Exercise description - Return the lines below that carry the word "Gemünden".

## start The input

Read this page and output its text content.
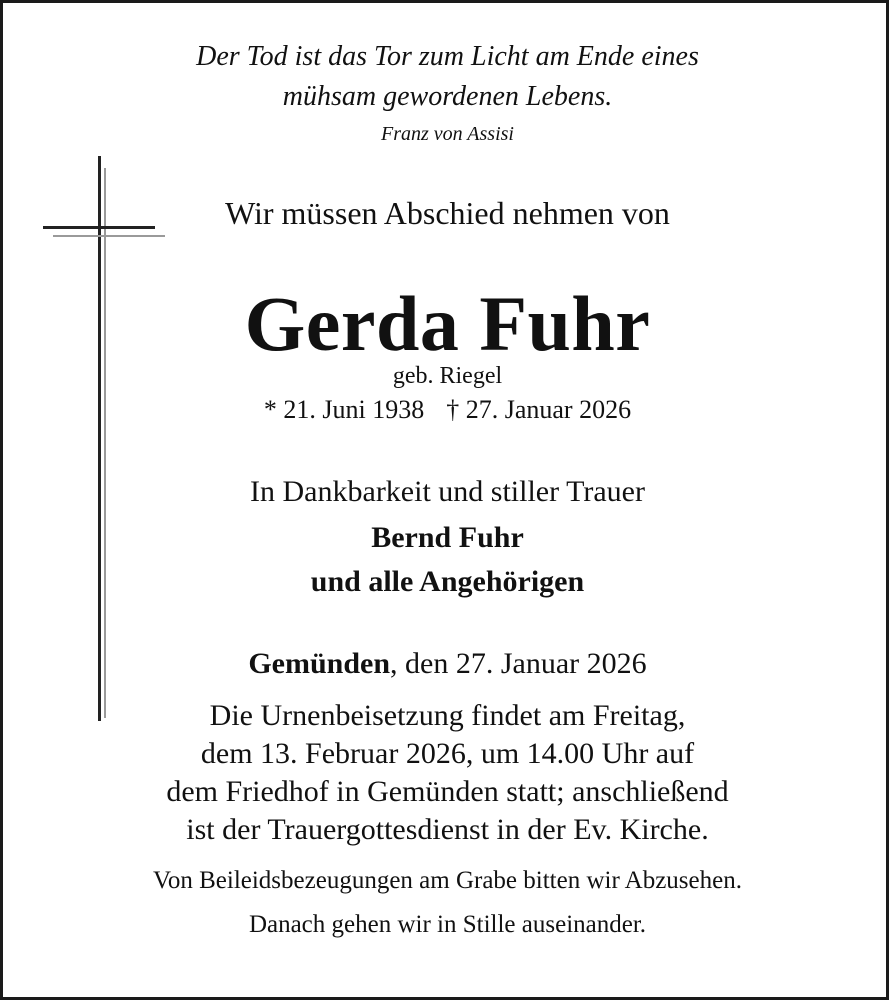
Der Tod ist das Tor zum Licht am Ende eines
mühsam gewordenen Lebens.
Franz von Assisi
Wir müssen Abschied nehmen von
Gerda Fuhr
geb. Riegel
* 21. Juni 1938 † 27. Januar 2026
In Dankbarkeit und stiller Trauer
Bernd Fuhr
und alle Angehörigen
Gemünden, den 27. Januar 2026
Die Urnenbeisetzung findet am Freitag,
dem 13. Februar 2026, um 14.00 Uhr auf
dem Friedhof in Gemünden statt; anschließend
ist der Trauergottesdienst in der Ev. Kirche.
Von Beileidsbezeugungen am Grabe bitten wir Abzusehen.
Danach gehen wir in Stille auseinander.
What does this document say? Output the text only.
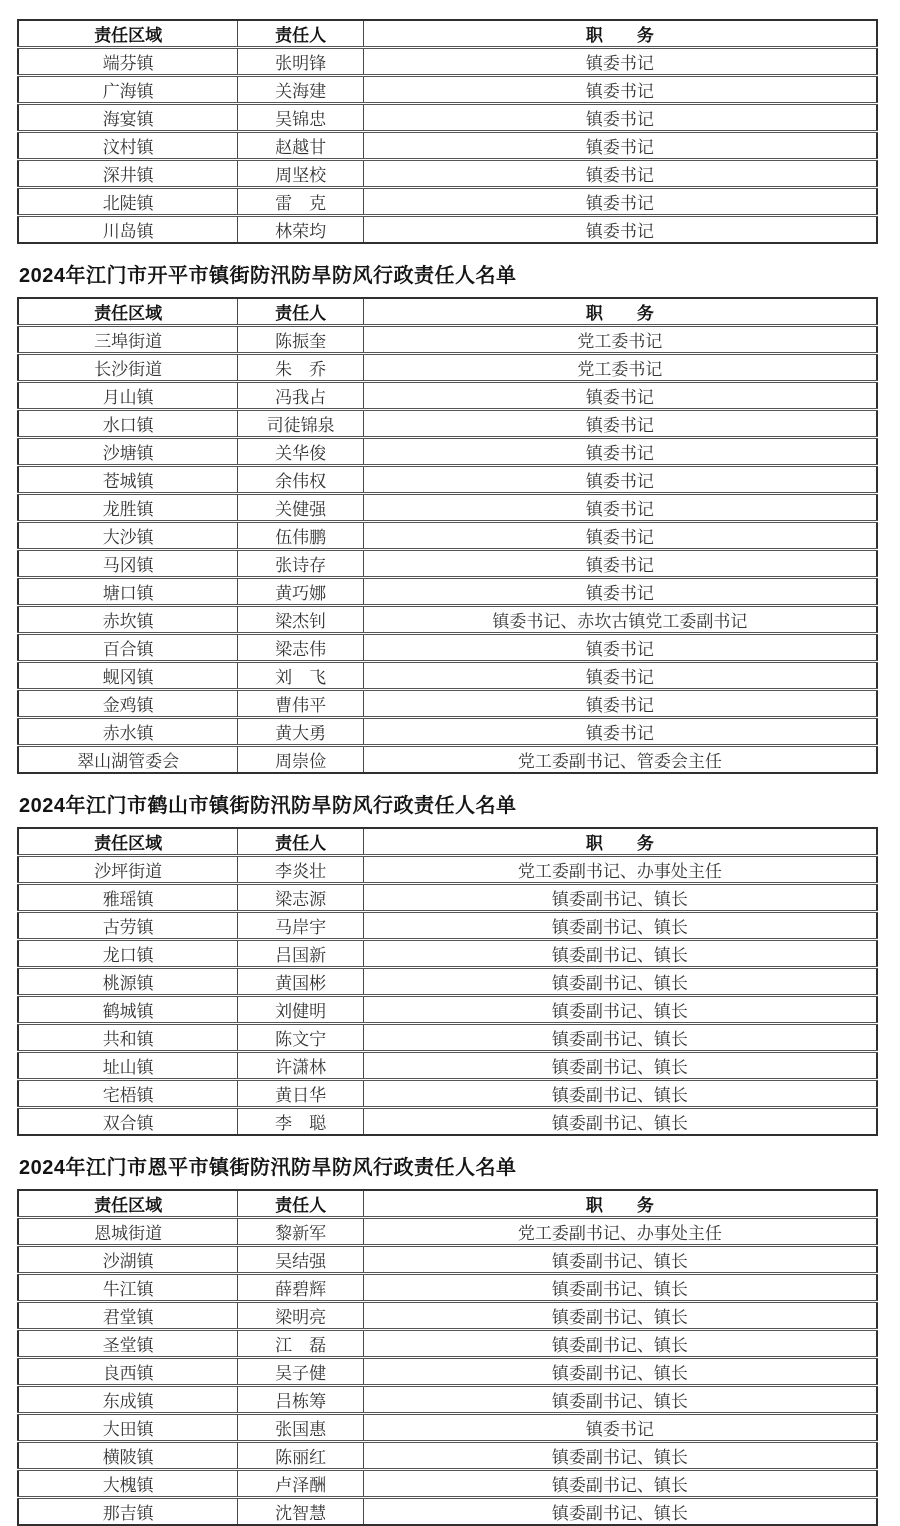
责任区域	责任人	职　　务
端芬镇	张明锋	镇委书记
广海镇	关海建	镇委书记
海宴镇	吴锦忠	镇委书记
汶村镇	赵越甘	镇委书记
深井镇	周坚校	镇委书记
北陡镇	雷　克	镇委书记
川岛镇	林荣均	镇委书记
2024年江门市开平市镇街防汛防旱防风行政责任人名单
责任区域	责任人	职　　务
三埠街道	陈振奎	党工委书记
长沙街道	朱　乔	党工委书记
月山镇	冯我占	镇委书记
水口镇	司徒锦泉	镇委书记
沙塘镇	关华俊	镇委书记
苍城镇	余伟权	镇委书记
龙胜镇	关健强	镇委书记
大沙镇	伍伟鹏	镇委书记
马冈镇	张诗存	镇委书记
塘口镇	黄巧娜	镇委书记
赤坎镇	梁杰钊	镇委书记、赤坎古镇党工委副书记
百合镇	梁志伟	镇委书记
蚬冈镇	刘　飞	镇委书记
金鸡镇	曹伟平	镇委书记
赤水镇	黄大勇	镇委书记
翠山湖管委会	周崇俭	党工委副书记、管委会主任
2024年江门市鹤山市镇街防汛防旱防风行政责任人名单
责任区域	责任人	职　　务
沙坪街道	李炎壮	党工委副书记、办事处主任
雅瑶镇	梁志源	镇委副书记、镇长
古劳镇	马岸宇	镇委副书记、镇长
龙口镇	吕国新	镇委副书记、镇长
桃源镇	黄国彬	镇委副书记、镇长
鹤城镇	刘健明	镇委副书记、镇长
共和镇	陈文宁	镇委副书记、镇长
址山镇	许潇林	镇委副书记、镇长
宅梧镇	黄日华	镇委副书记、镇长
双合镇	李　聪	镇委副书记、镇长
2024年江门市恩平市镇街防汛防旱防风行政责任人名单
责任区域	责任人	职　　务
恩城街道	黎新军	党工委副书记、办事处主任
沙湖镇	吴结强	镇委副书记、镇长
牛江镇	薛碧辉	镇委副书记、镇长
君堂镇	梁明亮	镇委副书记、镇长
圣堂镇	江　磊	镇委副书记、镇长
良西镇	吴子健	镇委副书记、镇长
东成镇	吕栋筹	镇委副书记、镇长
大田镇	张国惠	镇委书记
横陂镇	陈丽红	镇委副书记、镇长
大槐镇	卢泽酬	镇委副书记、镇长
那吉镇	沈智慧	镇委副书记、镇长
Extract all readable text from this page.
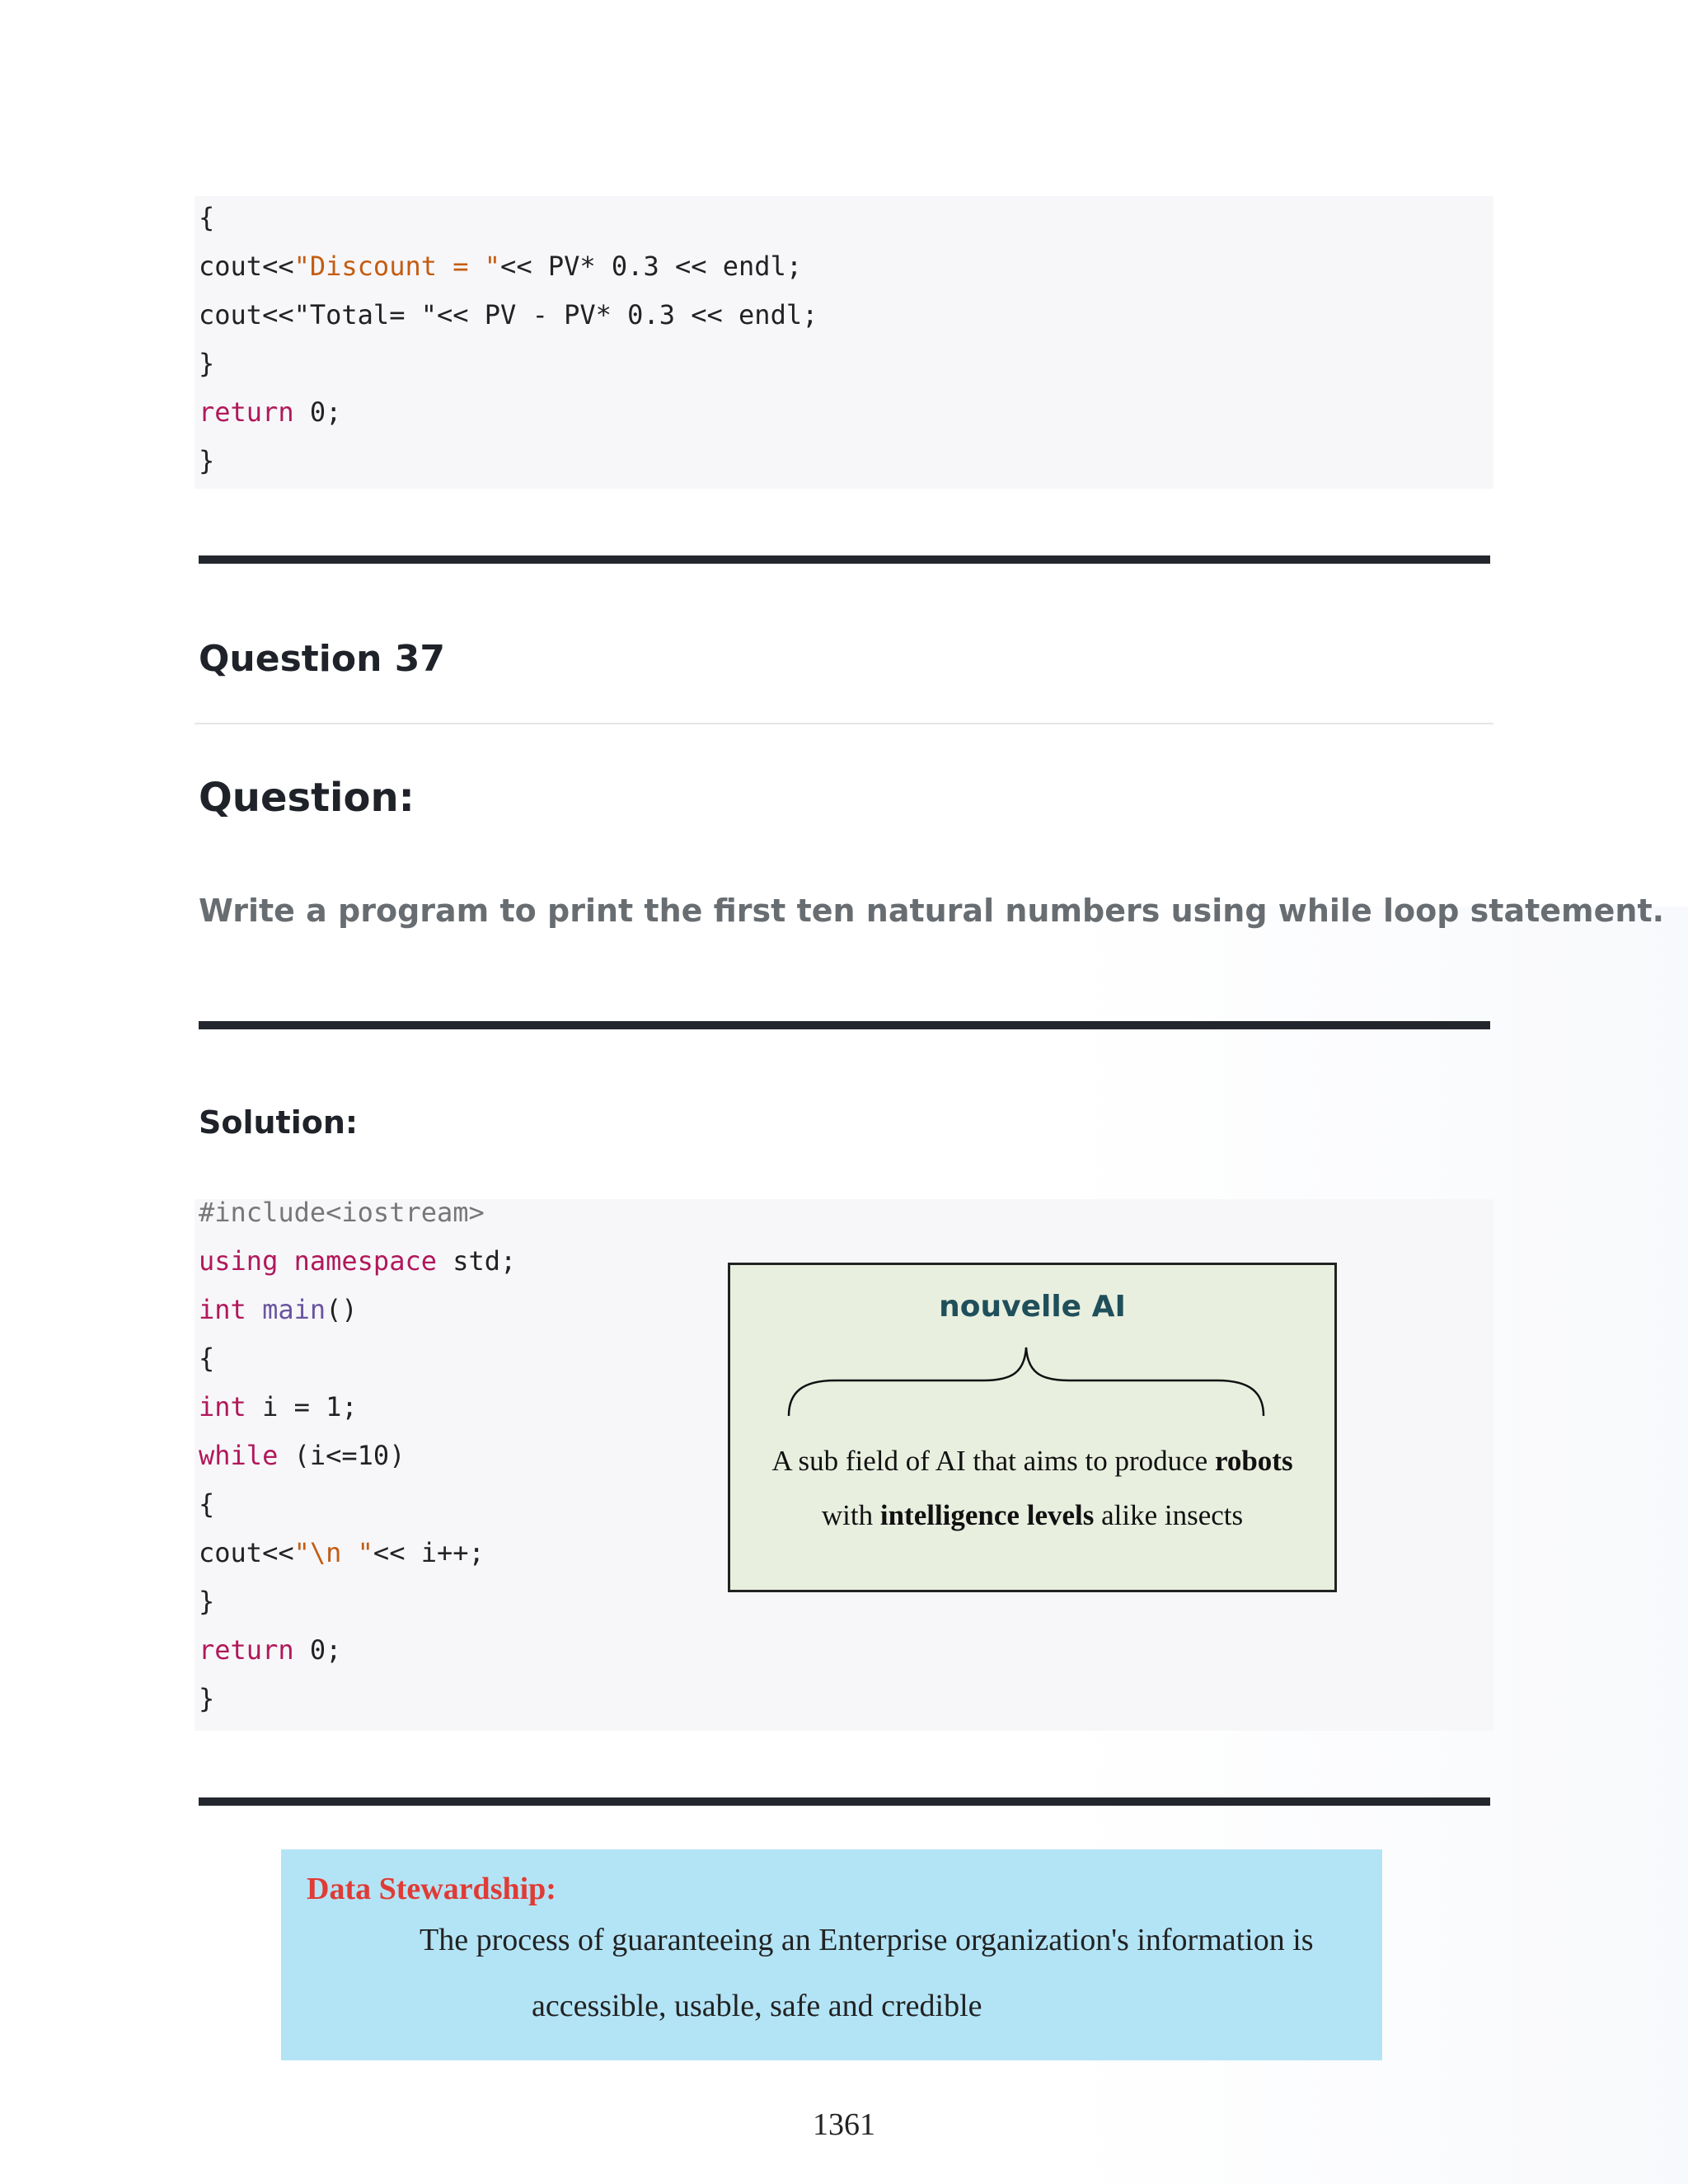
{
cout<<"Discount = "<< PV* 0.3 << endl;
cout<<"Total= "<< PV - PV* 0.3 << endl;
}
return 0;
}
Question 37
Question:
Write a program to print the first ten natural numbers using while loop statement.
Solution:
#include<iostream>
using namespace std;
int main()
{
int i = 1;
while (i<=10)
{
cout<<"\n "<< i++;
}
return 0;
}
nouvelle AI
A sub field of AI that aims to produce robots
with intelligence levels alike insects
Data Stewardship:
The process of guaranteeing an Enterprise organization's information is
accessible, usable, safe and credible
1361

## end The input

Full solution -
Gemünden, den 27. Januar 2026
dem Friedhof in Gemünden statt; anschließend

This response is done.